▶ Exercise task
Note how many lines contain "this" and give that number, with nothing else.

▶ Supplied data
──────────
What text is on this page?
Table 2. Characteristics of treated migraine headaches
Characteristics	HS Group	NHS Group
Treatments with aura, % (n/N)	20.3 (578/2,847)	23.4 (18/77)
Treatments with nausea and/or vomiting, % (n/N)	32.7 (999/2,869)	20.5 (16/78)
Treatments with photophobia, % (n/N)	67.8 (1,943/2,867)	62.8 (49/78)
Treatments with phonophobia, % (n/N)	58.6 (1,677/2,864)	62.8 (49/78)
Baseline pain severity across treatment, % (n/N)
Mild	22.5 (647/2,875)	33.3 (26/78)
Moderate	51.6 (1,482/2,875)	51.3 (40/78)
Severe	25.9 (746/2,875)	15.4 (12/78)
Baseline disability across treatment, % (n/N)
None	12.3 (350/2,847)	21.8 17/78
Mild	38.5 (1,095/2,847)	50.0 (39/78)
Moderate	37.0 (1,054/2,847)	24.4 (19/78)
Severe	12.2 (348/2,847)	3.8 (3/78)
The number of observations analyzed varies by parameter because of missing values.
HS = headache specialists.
──────────
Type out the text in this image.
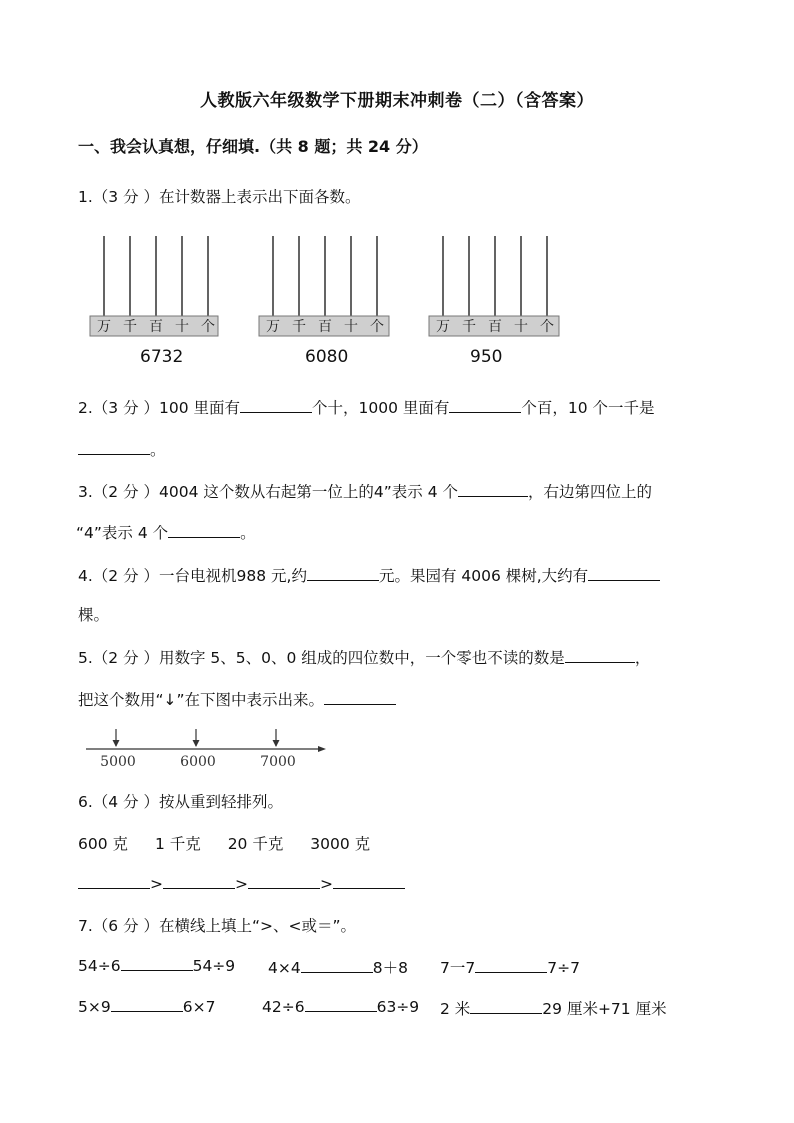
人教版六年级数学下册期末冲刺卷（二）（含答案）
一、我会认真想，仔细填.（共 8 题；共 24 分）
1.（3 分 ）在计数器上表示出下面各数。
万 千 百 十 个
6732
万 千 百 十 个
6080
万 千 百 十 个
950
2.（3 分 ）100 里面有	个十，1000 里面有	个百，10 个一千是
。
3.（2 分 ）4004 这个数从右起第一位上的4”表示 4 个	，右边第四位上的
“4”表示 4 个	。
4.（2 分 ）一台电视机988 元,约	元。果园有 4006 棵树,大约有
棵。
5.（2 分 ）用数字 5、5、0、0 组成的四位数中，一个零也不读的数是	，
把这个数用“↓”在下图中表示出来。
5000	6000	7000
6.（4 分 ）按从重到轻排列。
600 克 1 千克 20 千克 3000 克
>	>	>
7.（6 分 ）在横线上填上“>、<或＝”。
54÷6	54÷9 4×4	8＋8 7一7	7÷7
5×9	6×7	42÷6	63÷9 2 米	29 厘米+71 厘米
──────────
▶ Final answer
2